Me interesa que es un medio masivo, pero masivo de verdad: ¿cuántos nos mandan al día por los grupos de WhatsApp y demás? Pues decenas. Y en el caso de los memes históricos, que utilizan determinadas imágenes del pasado, me interesa que ejemplifican todo lo que hemos estado hablando: cómo se encapsula toda una complejidad histórica en una sola imagen que el receptor descifra de manera instantánea a partir de una serie de códigos aprendidos. El meme está hecho para ser reenviado, y para reenviarse, tiene que llamarte la atención por algun motivo, y sobre todo tienes que entenderlo. De tal manera, un meme histórico siempre contendrá claves culturales o históricas compartidas por gran parte de la población: si no las tuviera, no tendría éxito. Los memes me interesan por eso y también porque se pueden transformar muy rápido y dar lugar a cambios en el significado de la imagen original, sin que una autoridad clara lo auspicie, en una especie de debate anónimo entre muchas representaciones culturales. Todo esto es algo que está en nuestra cotidianidad pero a lo que no prestamos la atención suficiente, porque nos parece una bobada. Algunos de ellos son ciertamente bobos, pero hay otros que tienen un significado mucho más potente, y ciertas lecturas que he hecho últimamente me han llevado un poco ahí: sobre todo, Muerte a los normies, de Angela Nagle, que habla de 4chan y otra serie de foros en Internet que, a través de la movilización constante en torno a estos memes, han conseguido una participación política muy fuerte en distintas comunidades estadounidenses y han desembocado en lo que veíamos el 6 de enero. En el asalto al Capitolio, había banderas que habían nacido como memes. Pero podemos no irnos tan lejos para apreciar la importancia de los memes: hubo uno de Santiago Abascal con un morrión de conquistador que ha acabado colgado y enmarcado en su despacho.
Y ese morrión es un retrolugar; un icono que resume todo un programa político.
Claro. Vox juega mucho con todo esto: empezó una de sus campañas electorales en Covadonga, debajo de la estatua de Pelayo.
Para cerrar la entrevista, quería comentar una última imagen que me parece, también, un gran resumen de todo esto. Brenton Tarrant, el terrorista neozelandés que provocó una carnicería en dos mezquitas de la ciudad de Christchurch, llevaba sus armas decoradas con una serie de nombres y fechas inscritos, todos los cuales remitían al combate contra el islam: «Acre 1189», «Viena 1683», la batalla de Lepanto… e incluso Pelayo. Un conjunto de momentos y personajes históricos diversísimos, que difícilmente se hubieran reconocido unos a otros como adalides de una misma causa, unidos y convocados por un terrorista del siglo XIX que los apretuja hasta hacerlos caber a todos en una bala.

-- -- --

**TAREA 1**
Imprime sin cambios el pasaje del fragmento sobre los memes que empieza en las palabras "Y ese morrión" y termina tras "estatua de Pelayo.".
**TAREA 2**
Según el fragmento sobre los memes, ¿dónde empezó Vox una de sus campañas electorales?
Las filas proceden de otra fuente.

-- -- --

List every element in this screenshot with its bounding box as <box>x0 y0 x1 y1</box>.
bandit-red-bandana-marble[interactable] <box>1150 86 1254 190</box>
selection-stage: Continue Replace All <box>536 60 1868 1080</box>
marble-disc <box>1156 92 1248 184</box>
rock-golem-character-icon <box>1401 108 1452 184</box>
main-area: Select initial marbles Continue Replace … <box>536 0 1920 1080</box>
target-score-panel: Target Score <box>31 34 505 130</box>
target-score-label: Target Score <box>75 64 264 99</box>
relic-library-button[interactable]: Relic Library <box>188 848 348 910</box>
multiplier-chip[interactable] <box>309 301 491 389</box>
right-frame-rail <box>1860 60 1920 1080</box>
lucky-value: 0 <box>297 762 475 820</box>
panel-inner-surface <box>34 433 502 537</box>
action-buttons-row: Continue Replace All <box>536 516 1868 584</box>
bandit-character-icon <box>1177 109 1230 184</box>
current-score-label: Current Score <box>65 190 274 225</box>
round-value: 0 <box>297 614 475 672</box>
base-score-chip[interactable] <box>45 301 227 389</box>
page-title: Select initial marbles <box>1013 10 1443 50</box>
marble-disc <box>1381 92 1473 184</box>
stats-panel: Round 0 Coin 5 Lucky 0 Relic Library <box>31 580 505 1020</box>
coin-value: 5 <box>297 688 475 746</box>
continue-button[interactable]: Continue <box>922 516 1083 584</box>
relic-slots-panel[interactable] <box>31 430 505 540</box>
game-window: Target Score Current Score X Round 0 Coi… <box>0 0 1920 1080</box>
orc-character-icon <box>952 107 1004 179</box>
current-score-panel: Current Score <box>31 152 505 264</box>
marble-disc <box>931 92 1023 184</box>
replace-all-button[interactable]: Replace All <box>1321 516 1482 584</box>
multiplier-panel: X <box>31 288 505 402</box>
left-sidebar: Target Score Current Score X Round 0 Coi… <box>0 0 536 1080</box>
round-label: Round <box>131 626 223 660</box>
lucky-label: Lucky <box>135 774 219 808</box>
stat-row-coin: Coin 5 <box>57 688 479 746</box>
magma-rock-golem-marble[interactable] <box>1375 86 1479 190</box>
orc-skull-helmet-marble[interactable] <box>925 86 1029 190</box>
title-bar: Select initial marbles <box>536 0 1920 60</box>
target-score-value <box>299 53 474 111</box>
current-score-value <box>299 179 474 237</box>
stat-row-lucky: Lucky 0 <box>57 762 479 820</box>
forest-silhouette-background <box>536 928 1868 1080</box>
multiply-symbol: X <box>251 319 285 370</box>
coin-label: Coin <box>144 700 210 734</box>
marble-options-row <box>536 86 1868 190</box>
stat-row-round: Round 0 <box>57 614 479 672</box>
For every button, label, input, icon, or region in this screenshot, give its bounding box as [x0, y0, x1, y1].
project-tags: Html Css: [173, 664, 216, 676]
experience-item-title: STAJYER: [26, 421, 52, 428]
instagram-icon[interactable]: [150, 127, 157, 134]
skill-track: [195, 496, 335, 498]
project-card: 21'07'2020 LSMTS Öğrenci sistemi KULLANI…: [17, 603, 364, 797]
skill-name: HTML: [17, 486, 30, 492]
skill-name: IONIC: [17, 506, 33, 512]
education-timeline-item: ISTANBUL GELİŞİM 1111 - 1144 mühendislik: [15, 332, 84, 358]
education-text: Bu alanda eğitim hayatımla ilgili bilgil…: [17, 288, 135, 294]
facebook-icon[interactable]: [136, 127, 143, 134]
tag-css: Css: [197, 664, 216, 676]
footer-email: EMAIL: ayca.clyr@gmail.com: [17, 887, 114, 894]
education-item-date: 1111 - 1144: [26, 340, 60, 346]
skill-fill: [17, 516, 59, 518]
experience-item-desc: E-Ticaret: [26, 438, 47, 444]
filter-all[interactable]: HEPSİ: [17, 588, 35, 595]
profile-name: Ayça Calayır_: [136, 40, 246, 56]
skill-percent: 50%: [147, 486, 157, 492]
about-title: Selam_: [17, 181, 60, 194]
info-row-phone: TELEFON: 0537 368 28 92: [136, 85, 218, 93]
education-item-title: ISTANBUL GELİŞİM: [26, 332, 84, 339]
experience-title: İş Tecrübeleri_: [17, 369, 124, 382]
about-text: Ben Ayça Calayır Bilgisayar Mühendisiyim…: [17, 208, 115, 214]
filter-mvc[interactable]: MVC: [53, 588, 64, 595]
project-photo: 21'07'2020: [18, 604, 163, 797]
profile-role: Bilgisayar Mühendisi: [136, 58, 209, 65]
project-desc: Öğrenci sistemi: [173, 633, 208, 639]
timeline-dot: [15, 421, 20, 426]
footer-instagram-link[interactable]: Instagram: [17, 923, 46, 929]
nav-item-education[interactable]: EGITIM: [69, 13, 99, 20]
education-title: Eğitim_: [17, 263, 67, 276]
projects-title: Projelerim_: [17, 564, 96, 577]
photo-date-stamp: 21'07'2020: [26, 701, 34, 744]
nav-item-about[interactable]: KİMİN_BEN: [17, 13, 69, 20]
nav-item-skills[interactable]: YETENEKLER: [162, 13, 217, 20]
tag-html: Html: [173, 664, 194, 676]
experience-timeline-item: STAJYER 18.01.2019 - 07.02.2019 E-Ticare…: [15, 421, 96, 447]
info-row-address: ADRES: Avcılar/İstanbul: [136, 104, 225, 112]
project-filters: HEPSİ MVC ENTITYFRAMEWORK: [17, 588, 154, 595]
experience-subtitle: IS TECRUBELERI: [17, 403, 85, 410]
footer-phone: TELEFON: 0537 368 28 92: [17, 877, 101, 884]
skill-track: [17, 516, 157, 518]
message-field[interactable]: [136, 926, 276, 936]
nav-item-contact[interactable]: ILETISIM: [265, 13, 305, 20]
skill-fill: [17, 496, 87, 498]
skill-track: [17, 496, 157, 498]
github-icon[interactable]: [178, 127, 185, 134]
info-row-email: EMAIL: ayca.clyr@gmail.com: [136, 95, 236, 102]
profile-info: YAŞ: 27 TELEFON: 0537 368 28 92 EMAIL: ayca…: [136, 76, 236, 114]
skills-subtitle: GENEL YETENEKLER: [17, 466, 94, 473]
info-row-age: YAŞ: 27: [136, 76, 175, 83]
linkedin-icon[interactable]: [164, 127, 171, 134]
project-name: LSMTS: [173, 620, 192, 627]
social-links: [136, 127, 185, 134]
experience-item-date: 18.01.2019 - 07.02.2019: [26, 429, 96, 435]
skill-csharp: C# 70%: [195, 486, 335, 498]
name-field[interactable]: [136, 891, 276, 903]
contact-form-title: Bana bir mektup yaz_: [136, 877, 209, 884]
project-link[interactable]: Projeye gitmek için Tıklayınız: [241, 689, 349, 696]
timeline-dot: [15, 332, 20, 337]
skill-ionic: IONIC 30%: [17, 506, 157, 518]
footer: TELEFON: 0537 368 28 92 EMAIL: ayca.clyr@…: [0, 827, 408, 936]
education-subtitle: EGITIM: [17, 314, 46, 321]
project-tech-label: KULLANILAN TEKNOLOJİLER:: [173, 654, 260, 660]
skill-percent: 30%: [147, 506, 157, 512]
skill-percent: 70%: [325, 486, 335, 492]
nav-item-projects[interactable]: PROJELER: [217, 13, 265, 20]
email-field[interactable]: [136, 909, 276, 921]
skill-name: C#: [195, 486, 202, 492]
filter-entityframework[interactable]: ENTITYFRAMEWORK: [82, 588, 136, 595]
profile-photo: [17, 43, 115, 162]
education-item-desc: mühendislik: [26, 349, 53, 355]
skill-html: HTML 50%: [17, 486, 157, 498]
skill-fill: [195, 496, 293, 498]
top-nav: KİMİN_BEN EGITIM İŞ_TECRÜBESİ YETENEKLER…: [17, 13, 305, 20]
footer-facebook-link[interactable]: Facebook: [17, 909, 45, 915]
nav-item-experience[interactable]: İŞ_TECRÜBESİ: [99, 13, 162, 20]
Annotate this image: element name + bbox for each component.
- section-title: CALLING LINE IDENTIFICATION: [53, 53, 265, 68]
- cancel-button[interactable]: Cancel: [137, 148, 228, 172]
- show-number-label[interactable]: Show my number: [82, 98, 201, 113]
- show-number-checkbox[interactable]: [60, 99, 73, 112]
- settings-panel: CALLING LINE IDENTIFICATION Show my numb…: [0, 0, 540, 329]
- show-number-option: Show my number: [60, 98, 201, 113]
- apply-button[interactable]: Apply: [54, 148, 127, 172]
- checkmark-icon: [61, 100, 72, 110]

-- -- --

**TU RESPUESTA 1**
Y ese morrión es un retrolugar; un icono que resume todo un programa político.
Claro. Vox juega mucho con todo esto: empezó una de sus campañas electorales en Covadonga, debajo de la estatua de Pelayo.

**TU RESPUESTA 2**
En Covadonga, debajo de la estatua de Pelayo.